(Source records)
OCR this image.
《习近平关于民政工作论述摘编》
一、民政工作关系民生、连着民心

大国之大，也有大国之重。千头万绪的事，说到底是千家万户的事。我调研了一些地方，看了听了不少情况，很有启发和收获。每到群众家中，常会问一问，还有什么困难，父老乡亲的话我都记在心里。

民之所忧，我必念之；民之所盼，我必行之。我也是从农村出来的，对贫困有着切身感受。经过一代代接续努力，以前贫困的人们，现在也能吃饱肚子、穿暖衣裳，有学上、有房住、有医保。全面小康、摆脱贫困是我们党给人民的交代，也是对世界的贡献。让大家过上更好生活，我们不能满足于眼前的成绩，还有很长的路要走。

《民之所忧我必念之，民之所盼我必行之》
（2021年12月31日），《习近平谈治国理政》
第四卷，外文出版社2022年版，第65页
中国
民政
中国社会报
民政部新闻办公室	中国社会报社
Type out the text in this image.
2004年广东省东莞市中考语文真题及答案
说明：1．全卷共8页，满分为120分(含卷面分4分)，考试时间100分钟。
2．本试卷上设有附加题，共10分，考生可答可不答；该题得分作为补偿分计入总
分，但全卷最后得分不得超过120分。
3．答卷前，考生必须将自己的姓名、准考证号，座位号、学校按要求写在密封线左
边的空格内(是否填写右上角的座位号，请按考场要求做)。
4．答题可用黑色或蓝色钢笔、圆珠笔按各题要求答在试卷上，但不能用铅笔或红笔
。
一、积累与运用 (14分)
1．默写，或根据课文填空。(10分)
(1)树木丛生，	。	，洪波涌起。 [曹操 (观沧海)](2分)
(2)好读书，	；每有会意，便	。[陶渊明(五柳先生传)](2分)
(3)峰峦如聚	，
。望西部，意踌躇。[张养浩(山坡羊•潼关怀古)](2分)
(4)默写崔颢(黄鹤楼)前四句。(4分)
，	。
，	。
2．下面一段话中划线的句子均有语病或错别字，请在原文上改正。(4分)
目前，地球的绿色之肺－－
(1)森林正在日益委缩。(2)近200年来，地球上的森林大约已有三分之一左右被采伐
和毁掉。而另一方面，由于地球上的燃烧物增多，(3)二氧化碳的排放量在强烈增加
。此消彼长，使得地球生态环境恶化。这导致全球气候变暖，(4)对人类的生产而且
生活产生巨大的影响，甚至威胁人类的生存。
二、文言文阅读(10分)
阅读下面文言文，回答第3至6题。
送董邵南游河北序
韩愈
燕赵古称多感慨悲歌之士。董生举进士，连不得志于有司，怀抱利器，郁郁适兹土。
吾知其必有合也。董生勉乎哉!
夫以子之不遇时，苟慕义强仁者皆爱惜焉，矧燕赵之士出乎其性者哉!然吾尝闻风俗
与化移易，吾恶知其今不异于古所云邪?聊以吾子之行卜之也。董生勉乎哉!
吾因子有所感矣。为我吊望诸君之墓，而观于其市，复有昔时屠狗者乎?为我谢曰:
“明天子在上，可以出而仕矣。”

Task instructions → Each line of the listing should be copied exactly.

Answer to the exercise →
OCR this image.
《习近平关于民政工作论述摘编》
一、民政工作关系民生、连着民心

大国之大，也有大国之重。千头万绪的事，说到底是千家万户的事。我调研了一些地方，看了听了不少情况，很有启发和收获。每到群众家中，常会问一问，还有什么困难，父老乡亲的话我都记在心里。

民之所忧，我必念之；民之所盼，我必行之。我也是从农村出来的，对贫困有着切身感受。经过一代代接续努力，以前贫困的人们，现在也能吃饱肚子、穿暖衣裳，有学上、有房住、有医保。全面小康、摆脱贫困是我们党给人民的交代，也是对世界的贡献。让大家过上更好生活，我们不能满足于眼前的成绩，还有很长的路要走。

《民之所忧我必念之，民之所盼我必行之》
（2021年12月31日），《习近平谈治国理政》
第四卷，外文出版社2022年版，第65页
中国
民政
中国社会报
民政部新闻办公室	中国社会报社
Type out the text in this image.
2004年广东省东莞市中考语文真题及答案
说明：1．全卷共8页，满分为120分(含卷面分4分)，考试时间100分钟。
2．本试卷上设有附加题，共10分，考生可答可不答；该题得分作为补偿分计入总
分，但全卷最后得分不得超过120分。
3．答卷前，考生必须将自己的姓名、准考证号，座位号、学校按要求写在密封线左
边的空格内(是否填写右上角的座位号，请按考场要求做)。
4．答题可用黑色或蓝色钢笔、圆珠笔按各题要求答在试卷上，但不能用铅笔或红笔
。
一、积累与运用 (14分)
1．默写，或根据课文填空。(10分)
(1)树木丛生，	。	，洪波涌起。 [曹操 (观沧海)](2分)
(2)好读书，	；每有会意，便	。[陶渊明(五柳先生传)](2分)
(3)峰峦如聚	，
。望西部，意踌躇。[张养浩(山坡羊•潼关怀古)](2分)
(4)默写崔颢(黄鹤楼)前四句。(4分)
，	。
，	。
2．下面一段话中划线的句子均有语病或错别字，请在原文上改正。(4分)
目前，地球的绿色之肺－－
(1)森林正在日益委缩。(2)近200年来，地球上的森林大约已有三分之一左右被采伐
和毁掉。而另一方面，由于地球上的燃烧物增多，(3)二氧化碳的排放量在强烈增加
。此消彼长，使得地球生态环境恶化。这导致全球气候变暖，(4)对人类的生产而且
生活产生巨大的影响，甚至威胁人类的生存。
二、文言文阅读(10分)
阅读下面文言文，回答第3至6题。
送董邵南游河北序
韩愈
燕赵古称多感慨悲歌之士。董生举进士，连不得志于有司，怀抱利器，郁郁适兹土。
吾知其必有合也。董生勉乎哉!
夫以子之不遇时，苟慕义强仁者皆爱惜焉，矧燕赵之士出乎其性者哉!然吾尝闻风俗
与化移易，吾恶知其今不异于古所云邪?聊以吾子之行卜之也。董生勉乎哉!
吾因子有所感矣。为我吊望诸君之墓，而观于其市，复有昔时屠狗者乎?为我谢曰:
“明天子在上，可以出而仕矣。”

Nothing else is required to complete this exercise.